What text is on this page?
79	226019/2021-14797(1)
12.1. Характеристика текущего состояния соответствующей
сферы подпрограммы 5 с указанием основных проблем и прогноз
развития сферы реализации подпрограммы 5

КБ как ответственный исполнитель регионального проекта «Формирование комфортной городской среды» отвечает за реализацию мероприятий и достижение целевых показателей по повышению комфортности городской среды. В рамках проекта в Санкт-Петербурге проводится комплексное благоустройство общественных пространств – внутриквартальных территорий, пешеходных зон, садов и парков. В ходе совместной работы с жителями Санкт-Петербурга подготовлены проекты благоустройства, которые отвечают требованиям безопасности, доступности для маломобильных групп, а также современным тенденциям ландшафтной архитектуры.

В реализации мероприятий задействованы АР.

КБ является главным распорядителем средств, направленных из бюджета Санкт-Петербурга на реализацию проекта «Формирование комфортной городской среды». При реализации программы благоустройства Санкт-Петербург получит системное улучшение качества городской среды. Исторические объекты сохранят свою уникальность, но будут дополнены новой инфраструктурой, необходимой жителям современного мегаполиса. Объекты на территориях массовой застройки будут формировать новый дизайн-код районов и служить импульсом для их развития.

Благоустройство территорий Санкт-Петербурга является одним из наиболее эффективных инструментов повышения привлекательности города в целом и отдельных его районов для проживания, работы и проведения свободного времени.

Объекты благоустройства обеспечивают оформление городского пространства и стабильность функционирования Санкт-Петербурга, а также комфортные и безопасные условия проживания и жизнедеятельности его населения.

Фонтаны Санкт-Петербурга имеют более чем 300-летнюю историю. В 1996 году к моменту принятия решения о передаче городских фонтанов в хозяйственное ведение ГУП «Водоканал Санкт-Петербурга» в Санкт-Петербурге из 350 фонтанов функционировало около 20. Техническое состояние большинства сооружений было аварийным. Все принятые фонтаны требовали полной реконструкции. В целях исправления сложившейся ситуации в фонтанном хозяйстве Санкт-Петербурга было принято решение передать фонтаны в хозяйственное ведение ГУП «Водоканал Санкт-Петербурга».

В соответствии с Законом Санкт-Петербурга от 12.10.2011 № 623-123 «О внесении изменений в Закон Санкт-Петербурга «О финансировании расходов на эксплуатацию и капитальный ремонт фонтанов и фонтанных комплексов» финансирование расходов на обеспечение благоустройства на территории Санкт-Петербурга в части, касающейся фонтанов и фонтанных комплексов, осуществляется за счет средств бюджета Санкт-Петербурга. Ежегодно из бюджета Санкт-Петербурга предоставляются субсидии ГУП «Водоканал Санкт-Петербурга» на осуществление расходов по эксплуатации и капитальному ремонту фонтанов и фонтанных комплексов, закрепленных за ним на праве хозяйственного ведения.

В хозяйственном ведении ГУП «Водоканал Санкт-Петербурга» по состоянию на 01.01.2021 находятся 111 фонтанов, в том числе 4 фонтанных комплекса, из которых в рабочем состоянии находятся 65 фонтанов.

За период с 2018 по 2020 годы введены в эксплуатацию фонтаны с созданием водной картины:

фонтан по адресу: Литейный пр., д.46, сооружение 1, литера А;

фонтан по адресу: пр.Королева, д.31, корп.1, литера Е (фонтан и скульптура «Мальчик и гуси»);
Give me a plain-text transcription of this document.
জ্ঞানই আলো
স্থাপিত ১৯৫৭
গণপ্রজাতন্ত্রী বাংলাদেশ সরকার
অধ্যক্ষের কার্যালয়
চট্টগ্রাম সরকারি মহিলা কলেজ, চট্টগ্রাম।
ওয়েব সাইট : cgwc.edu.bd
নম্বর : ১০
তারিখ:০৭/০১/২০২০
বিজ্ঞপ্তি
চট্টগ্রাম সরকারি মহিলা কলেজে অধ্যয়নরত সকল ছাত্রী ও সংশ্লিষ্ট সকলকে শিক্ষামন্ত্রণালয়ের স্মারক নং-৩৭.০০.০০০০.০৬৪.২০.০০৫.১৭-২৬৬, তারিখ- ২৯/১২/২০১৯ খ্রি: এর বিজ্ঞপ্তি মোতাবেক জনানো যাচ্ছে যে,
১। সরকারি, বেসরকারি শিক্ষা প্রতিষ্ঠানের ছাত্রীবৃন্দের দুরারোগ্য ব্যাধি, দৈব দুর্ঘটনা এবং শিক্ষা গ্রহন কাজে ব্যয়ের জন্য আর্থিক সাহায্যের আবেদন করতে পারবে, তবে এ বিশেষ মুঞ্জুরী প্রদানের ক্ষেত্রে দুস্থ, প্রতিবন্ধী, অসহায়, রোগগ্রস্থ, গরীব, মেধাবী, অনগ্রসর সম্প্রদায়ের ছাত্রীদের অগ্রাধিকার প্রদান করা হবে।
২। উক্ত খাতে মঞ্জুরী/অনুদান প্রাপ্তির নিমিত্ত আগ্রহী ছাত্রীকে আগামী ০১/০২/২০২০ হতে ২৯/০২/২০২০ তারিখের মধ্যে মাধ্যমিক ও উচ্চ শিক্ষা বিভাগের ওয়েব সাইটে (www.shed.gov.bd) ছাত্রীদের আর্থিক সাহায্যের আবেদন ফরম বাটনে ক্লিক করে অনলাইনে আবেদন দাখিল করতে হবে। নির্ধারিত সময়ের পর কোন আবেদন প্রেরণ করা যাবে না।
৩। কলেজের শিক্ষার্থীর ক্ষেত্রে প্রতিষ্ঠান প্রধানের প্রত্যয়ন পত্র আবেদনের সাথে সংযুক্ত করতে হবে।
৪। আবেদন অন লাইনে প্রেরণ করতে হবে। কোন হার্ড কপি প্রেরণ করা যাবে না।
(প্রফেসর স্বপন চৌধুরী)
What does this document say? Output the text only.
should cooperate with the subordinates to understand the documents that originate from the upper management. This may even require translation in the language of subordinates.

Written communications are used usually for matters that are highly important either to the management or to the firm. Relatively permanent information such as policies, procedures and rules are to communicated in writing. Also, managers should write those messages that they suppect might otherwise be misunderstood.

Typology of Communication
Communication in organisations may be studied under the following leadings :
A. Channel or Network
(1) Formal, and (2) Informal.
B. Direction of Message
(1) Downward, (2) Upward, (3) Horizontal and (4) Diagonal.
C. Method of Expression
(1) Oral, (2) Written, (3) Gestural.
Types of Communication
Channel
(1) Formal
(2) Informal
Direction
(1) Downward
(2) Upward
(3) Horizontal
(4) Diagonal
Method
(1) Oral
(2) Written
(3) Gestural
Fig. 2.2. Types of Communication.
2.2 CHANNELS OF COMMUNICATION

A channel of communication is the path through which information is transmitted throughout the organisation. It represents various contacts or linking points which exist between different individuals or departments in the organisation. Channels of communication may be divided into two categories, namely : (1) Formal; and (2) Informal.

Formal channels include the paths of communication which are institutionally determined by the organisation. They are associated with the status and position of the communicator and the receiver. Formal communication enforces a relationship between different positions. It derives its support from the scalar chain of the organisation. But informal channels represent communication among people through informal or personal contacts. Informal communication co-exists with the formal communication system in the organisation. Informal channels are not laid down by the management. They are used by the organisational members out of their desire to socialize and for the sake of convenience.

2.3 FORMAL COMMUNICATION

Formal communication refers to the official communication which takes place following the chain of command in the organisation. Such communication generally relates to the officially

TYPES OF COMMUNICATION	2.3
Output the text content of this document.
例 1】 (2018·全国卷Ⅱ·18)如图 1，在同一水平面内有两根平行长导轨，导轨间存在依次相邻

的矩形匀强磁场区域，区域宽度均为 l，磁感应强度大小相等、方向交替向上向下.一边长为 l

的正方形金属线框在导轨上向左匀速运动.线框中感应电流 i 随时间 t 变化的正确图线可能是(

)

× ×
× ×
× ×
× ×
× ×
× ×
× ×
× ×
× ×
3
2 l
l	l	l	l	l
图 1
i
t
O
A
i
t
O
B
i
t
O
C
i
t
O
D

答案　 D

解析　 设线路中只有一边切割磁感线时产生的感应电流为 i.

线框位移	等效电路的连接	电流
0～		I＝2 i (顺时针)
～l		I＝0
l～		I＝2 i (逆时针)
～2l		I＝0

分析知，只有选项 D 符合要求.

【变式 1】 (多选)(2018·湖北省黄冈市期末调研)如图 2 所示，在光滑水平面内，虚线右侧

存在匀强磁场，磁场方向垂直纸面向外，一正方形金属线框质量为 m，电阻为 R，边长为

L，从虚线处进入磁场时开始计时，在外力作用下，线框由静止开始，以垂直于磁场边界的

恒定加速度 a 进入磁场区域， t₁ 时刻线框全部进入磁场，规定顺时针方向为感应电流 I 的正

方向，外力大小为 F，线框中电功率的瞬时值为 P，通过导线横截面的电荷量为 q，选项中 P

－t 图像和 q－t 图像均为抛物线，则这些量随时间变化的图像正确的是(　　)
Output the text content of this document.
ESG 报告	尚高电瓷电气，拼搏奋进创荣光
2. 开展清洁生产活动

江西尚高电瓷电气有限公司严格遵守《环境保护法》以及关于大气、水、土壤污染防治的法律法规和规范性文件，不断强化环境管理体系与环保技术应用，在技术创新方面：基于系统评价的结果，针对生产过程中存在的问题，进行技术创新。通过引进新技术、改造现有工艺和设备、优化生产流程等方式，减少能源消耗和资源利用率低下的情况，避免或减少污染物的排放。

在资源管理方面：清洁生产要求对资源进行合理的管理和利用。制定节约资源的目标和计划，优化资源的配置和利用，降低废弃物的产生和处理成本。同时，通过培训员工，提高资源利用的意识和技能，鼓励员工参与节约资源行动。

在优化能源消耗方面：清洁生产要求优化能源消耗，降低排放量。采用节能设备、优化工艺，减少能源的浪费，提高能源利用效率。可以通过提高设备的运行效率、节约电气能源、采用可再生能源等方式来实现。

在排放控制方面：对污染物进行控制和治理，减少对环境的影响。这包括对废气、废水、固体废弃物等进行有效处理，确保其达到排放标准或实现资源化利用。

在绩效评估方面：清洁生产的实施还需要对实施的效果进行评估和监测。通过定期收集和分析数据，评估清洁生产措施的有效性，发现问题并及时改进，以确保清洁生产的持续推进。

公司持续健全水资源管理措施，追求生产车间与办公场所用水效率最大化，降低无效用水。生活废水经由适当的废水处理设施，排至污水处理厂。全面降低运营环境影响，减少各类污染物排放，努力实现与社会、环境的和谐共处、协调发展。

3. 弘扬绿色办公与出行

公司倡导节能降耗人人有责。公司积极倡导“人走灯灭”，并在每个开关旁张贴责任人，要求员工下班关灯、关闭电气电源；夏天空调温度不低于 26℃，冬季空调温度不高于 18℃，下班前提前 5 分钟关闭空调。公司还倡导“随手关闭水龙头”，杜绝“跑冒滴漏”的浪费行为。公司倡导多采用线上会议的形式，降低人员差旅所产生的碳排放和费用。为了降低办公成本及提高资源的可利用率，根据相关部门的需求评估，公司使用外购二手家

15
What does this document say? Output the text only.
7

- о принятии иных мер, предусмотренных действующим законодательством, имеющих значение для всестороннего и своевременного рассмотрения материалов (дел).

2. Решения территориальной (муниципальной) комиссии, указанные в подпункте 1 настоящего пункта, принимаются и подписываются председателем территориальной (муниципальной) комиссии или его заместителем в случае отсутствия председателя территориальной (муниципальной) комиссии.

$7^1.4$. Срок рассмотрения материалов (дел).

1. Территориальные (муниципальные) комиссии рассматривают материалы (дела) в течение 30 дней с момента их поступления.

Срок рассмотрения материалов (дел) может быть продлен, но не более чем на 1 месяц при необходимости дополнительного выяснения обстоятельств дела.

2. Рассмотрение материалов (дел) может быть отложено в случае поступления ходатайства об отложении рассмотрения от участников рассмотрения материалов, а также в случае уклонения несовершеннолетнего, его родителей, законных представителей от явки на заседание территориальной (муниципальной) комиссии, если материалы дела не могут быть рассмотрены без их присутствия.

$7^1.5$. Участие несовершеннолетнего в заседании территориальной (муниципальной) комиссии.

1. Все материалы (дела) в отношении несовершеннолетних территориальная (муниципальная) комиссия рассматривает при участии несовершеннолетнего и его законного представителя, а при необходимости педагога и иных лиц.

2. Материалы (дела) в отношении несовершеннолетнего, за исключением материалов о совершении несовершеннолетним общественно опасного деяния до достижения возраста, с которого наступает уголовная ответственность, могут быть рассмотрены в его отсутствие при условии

Set exercise — Copy out every line from the records that has the word "эксплуатацию".

Answer —
В соответствии с Законом Санкт-Петербурга от 12.10.2011 № 623-123 «О внесении изменений в Закон Санкт-Петербурга «О финансировании расходов на эксплуатацию и капитальный ремонт фонтанов и фонтанных комплексов» финансирование расходов на обеспечение благоустройства на территории Санкт-Петербурга в части, касающейся фонтанов и фонтанных комплексов, осуществляется за счет средств бюджета Санкт-Петербурга. Ежегодно из бюджета Санкт-Петербурга предоставляются субсидии ГУП «Водоканал Санкт-Петербурга» на осуществление расходов по эксплуатации и капитальному ремонту фонтанов и фонтанных комплексов, закрепленных за ним на праве хозяйственного ведения.
За период с 2018 по 2020 годы введены в эксплуатацию фонтаны с созданием водной картины:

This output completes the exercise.